DATA TO PROCESS:
* * *
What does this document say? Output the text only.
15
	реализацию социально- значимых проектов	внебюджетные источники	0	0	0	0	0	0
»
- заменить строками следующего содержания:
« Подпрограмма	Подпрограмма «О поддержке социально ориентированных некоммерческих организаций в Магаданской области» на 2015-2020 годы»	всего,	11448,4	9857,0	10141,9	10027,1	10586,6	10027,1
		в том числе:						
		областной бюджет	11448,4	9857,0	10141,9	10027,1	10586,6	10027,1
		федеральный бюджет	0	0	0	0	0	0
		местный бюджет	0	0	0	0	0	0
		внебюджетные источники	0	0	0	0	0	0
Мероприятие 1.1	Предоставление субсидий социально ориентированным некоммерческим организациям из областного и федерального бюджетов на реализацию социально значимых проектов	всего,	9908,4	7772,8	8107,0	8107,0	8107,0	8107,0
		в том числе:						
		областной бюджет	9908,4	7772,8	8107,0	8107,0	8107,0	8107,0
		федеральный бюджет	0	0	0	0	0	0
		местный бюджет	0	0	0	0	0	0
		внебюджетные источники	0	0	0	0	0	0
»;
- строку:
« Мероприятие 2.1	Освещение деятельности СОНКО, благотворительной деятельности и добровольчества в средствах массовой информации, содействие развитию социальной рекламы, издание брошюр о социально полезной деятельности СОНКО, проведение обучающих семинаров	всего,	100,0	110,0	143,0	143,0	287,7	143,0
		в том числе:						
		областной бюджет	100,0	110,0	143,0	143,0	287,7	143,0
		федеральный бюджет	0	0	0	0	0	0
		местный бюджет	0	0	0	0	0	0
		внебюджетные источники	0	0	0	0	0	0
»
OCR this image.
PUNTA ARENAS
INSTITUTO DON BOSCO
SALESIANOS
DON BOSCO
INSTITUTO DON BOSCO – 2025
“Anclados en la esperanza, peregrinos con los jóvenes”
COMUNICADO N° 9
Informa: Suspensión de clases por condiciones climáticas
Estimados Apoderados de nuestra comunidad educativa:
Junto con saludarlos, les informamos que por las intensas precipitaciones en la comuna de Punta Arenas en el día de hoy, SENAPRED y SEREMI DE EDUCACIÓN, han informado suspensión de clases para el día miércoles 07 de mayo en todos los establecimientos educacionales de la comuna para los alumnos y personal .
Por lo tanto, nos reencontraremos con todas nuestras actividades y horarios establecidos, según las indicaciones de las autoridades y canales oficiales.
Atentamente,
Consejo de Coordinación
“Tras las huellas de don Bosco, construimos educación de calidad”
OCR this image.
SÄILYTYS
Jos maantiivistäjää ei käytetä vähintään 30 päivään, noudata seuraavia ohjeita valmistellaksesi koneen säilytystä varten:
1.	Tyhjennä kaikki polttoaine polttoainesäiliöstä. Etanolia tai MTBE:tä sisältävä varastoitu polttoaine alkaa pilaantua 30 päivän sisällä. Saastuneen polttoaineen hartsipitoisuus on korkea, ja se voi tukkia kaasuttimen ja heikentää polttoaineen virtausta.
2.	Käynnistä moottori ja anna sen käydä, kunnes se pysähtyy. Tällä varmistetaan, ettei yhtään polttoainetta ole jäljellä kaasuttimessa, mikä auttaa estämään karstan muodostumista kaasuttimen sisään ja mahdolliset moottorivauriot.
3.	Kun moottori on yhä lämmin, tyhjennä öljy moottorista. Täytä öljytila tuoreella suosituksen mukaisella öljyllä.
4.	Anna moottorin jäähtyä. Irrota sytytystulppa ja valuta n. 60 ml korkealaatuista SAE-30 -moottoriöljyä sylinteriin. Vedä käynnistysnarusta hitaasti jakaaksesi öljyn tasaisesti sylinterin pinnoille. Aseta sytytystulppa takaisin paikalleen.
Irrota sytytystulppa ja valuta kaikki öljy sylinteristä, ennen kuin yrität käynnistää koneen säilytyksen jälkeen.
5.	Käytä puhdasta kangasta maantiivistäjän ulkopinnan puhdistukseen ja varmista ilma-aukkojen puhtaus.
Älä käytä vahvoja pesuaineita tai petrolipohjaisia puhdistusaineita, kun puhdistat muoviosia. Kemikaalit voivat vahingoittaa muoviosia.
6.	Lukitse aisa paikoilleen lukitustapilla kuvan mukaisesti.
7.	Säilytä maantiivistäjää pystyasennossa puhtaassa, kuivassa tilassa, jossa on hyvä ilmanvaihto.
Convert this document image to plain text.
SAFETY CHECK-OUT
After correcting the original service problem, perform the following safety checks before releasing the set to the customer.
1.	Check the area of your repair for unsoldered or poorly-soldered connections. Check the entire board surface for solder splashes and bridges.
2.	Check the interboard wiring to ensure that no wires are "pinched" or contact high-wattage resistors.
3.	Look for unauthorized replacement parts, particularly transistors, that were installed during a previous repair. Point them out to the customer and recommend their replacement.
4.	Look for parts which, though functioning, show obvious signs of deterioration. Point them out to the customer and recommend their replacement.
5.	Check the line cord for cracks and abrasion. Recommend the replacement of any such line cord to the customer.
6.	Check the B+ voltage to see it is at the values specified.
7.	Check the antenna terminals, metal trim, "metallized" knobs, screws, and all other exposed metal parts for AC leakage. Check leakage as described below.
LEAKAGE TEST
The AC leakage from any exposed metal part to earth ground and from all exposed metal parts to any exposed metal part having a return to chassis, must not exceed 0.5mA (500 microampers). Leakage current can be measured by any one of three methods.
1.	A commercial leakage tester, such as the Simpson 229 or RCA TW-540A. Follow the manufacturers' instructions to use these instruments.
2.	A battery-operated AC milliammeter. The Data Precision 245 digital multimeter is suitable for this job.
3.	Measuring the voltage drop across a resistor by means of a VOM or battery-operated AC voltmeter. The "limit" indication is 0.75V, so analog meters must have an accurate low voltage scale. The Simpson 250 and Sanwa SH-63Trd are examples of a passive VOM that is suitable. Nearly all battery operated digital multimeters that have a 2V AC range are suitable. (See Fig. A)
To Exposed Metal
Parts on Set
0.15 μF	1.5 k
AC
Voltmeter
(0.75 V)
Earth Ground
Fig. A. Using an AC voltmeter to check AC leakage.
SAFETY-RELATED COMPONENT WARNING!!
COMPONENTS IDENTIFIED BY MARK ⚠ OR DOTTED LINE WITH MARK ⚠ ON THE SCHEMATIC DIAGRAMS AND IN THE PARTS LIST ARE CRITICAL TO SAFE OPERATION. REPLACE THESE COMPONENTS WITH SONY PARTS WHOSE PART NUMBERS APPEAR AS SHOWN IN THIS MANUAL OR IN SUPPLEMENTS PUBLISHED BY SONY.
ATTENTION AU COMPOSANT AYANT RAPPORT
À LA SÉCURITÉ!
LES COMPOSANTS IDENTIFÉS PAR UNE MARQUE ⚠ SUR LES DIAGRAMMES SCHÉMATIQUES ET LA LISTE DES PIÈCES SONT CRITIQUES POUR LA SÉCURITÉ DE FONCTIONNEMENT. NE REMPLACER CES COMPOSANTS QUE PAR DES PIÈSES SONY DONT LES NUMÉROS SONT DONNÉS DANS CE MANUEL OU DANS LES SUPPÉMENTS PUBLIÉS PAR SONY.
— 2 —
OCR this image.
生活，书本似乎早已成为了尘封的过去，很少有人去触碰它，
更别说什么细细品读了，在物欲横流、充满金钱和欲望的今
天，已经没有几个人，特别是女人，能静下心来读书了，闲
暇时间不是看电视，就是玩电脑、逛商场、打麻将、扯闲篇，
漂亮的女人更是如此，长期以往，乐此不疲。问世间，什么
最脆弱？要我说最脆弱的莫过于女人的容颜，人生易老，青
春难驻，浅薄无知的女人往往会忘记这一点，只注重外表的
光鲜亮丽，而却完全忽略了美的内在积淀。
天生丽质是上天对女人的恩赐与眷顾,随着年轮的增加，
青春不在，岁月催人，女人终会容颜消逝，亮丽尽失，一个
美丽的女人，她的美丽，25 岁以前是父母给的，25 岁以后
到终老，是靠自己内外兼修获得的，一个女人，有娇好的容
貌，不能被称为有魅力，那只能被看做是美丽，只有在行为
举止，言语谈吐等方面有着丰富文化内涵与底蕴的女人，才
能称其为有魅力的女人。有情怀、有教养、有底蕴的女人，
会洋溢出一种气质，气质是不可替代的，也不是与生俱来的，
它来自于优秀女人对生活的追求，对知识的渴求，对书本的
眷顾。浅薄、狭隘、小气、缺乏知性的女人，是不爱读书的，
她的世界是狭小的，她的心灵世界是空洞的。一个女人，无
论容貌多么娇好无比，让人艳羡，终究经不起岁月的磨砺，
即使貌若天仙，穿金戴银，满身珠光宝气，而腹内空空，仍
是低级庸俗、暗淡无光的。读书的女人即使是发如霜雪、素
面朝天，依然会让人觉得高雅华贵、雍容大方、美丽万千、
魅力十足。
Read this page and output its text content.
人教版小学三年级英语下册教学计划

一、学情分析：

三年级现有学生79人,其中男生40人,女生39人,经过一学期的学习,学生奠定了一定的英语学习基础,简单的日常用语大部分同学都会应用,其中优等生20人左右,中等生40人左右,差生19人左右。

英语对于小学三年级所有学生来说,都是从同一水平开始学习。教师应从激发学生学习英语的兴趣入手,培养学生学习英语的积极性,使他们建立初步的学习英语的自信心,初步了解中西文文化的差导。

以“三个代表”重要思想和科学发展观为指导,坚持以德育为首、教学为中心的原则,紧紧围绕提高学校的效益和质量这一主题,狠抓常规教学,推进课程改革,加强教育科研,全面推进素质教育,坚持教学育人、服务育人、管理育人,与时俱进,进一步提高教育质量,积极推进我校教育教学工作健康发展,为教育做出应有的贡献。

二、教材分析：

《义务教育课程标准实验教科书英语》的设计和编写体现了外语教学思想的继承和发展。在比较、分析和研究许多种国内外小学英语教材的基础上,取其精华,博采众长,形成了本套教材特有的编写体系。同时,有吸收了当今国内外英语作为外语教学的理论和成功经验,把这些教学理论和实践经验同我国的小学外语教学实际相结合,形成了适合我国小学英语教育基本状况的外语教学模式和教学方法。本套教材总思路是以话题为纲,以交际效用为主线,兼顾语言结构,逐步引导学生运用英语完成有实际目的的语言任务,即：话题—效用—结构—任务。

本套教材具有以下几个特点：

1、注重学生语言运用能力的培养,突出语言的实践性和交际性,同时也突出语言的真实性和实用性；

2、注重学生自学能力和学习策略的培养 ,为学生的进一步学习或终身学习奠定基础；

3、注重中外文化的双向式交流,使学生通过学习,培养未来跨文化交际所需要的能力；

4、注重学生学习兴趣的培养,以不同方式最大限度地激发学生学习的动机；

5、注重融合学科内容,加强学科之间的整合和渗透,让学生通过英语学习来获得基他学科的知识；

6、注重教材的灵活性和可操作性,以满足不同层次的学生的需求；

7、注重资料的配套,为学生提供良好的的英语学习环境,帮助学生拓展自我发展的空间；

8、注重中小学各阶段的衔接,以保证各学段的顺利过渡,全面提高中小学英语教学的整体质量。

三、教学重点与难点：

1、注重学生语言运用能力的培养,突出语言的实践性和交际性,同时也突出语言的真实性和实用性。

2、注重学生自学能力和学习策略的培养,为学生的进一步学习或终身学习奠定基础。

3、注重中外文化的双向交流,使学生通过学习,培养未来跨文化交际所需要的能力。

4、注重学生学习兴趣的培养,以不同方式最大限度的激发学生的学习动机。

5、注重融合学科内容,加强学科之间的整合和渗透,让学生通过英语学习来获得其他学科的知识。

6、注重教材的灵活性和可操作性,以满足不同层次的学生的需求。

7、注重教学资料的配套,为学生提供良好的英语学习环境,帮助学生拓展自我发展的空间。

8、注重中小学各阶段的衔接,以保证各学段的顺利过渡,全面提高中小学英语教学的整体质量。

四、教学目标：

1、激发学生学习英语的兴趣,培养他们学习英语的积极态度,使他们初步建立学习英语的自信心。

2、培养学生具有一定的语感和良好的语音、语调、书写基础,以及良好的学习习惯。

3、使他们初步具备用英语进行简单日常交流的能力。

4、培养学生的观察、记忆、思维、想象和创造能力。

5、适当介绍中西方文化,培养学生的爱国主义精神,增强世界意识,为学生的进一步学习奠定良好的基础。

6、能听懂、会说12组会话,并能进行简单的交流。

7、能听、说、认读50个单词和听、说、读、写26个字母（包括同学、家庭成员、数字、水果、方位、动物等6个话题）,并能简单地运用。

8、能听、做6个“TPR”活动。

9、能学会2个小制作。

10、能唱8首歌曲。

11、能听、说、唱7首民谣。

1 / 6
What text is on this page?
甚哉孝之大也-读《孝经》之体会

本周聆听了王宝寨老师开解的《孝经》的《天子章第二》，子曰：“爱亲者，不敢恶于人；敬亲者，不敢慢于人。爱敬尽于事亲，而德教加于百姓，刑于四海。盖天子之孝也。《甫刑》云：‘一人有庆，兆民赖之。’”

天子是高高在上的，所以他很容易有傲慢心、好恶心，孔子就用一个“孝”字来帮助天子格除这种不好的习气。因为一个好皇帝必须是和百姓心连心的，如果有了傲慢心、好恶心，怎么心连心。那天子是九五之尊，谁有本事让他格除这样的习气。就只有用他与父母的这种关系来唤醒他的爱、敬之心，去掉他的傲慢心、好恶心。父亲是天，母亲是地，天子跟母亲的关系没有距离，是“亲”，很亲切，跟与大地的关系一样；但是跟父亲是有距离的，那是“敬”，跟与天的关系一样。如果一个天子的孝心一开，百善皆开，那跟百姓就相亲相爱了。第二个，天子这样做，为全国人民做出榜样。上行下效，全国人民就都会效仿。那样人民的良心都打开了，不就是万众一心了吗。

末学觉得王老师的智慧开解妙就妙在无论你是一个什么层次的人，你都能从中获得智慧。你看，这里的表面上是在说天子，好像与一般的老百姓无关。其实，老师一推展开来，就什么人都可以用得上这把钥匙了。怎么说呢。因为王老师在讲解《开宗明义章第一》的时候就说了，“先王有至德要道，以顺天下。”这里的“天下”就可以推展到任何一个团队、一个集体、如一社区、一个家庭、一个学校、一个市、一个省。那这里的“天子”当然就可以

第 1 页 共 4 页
* * *
GIVEN REQUEST:
Which lines contain "valuta"? Show each of them.

ANSWER IN FULL:
4.	Anna moottorin jäähtyä. Irrota sytytystulppa ja valuta n. 60 ml korkealaatuista SAE-30 -moottoriöljyä sylinteriin. Vedä käynnistysnarusta hitaasti jakaaksesi öljyn tasaisesti sylinterin pinnoille. Aseta sytytystulppa takaisin paikalleen.
Irrota sytytystulppa ja valuta kaikki öljy sylinteristä, ennen kuin yrität käynnistää koneen säilytyksen jälkeen.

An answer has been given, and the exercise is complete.